■ **Aim**: Leave out the pictures; transcribe all else exactly.
— begin Dataset excerpts —
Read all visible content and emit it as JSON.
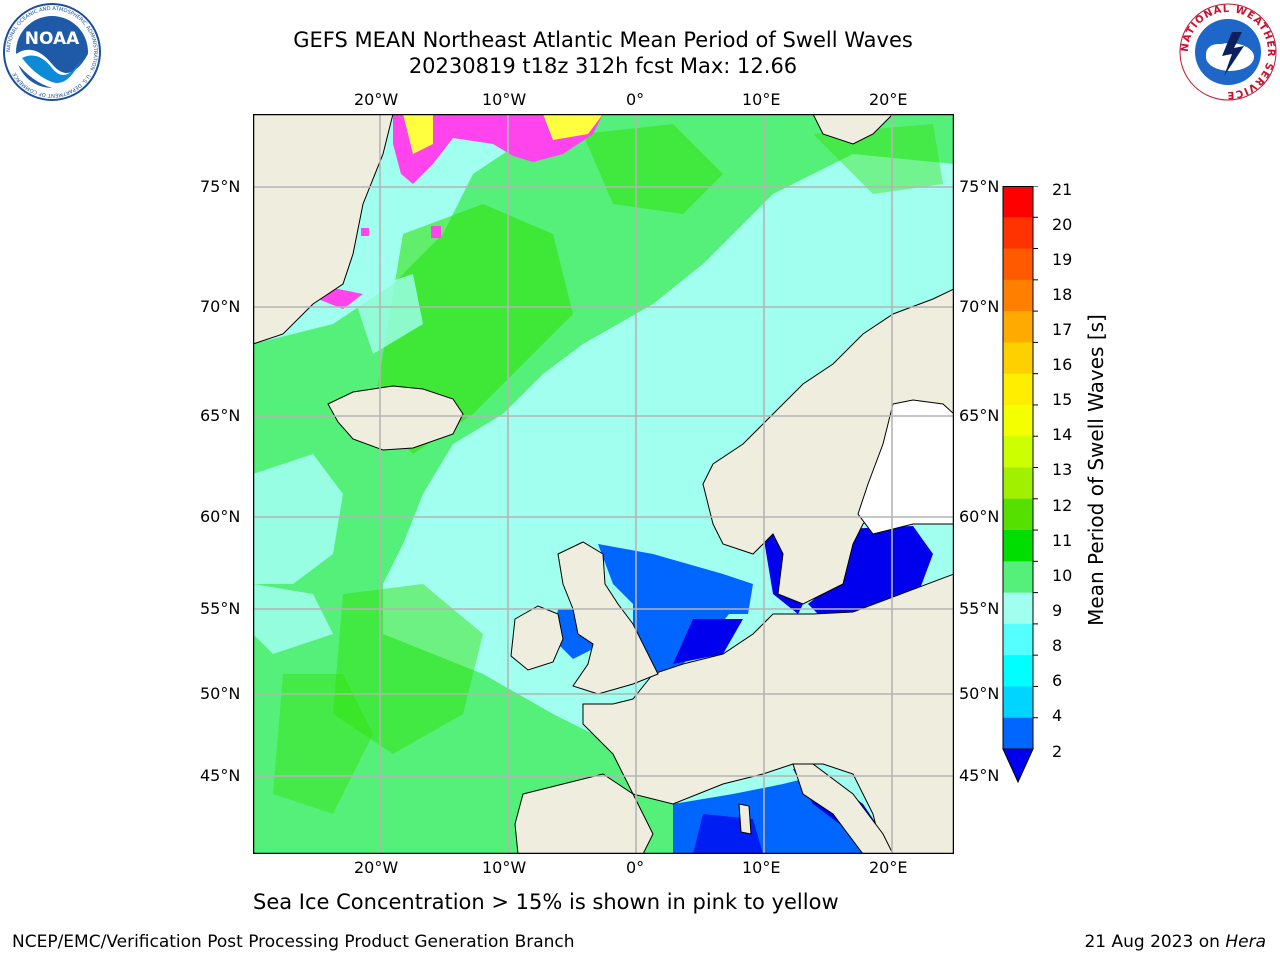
{
  "title_line1": "GEFS MEAN Northeast Atlantic Mean Period of Swell Waves",
  "title_line2": "20230819 t18z 312h fcst   Max: 12.66",
  "lon_labels": [
    "20°W",
    "10°W",
    "0°",
    "10°E",
    "20°E"
  ],
  "lat_labels": [
    "75°N",
    "70°N",
    "65°N",
    "60°N",
    "55°N",
    "50°N",
    "45°N"
  ],
  "colorbar": {
    "label": "Mean Period of Swell Waves [s]",
    "ticks": [
      "21",
      "20",
      "19",
      "18",
      "17",
      "16",
      "15",
      "14",
      "13",
      "12",
      "11",
      "10",
      "9",
      "8",
      "6",
      "4",
      "2"
    ],
    "colors": [
      "#ff0000",
      "#ff3300",
      "#ff5a00",
      "#ff8000",
      "#ffaa00",
      "#ffd000",
      "#ffee00",
      "#f4ff00",
      "#ccff00",
      "#a0f000",
      "#55e000",
      "#00dd00",
      "#55f07a",
      "#a0ffee",
      "#55ffff",
      "#00ffff",
      "#00d5ff",
      "#0066ff"
    ],
    "extend_color": "#0000ee"
  },
  "ice_note": "Sea Ice Concentration > 15% is shown in pink to yellow",
  "credit": "NCEP/EMC/Verification Post Processing Product Generation Branch",
  "date_text": "21 Aug 2023 on ",
  "host": "Hera",
  "logos": {
    "noaa_text": "NOAA",
    "noaa_ring": "NATIONAL OCEANIC AND ATMOSPHERIC ADMINISTRATION · U.S. DEPARTMENT OF COMMERCE",
    "nws_ring": "NATIONAL WEATHER SERVICE"
  },
  "colors": {
    "land": "#efedde",
    "grid": "#b4b4b4",
    "ocean_cyan": "#a0ffee",
    "ocean_green": "#55f07a",
    "ocean_dark_green": "#2ee000",
    "shallow_blue": "#0066ff",
    "deep_blue": "#0000ee",
    "ice_pink": "#ff44ee",
    "ice_yellow": "#ffff40"
  }
}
— end Dataset excerpts —
■ **Output of the exercise**:
Read all visible content and emit it as JSON.
{
  "title_line1": "GEFS MEAN Northeast Atlantic Mean Period of Swell Waves",
  "title_line2": "20230819 t18z 312h fcst   Max: 12.66",
  "lon_labels": [
    "20°W",
    "10°W",
    "0°",
    "10°E",
    "20°E"
  ],
  "lat_labels": [
    "75°N",
    "70°N",
    "65°N",
    "60°N",
    "55°N",
    "50°N",
    "45°N"
  ],
  "colorbar": {
    "label": "Mean Period of Swell Waves [s]",
    "ticks": [
      "21",
      "20",
      "19",
      "18",
      "17",
      "16",
      "15",
      "14",
      "13",
      "12",
      "11",
      "10",
      "9",
      "8",
      "6",
      "4",
      "2"
    ],
    "colors": [
      "#ff0000",
      "#ff3300",
      "#ff5a00",
      "#ff8000",
      "#ffaa00",
      "#ffd000",
      "#ffee00",
      "#f4ff00",
      "#ccff00",
      "#a0f000",
      "#55e000",
      "#00dd00",
      "#55f07a",
      "#a0ffee",
      "#55ffff",
      "#00ffff",
      "#00d5ff",
      "#0066ff"
    ],
    "extend_color": "#0000ee"
  },
  "ice_note": "Sea Ice Concentration > 15% is shown in pink to yellow",
  "credit": "NCEP/EMC/Verification Post Processing Product Generation Branch",
  "date_text": "21 Aug 2023 on ",
  "host": "Hera",
  "logos": {
    "noaa_text": "NOAA",
    "noaa_ring": "NATIONAL OCEANIC AND ATMOSPHERIC ADMINISTRATION · U.S. DEPARTMENT OF COMMERCE",
    "nws_ring": "NATIONAL WEATHER SERVICE"
  },
  "colors": {
    "land": "#efedde",
    "grid": "#b4b4b4",
    "ocean_cyan": "#a0ffee",
    "ocean_green": "#55f07a",
    "ocean_dark_green": "#2ee000",
    "shallow_blue": "#0066ff",
    "deep_blue": "#0000ee",
    "ice_pink": "#ff44ee",
    "ice_yellow": "#ffff40"
  }
}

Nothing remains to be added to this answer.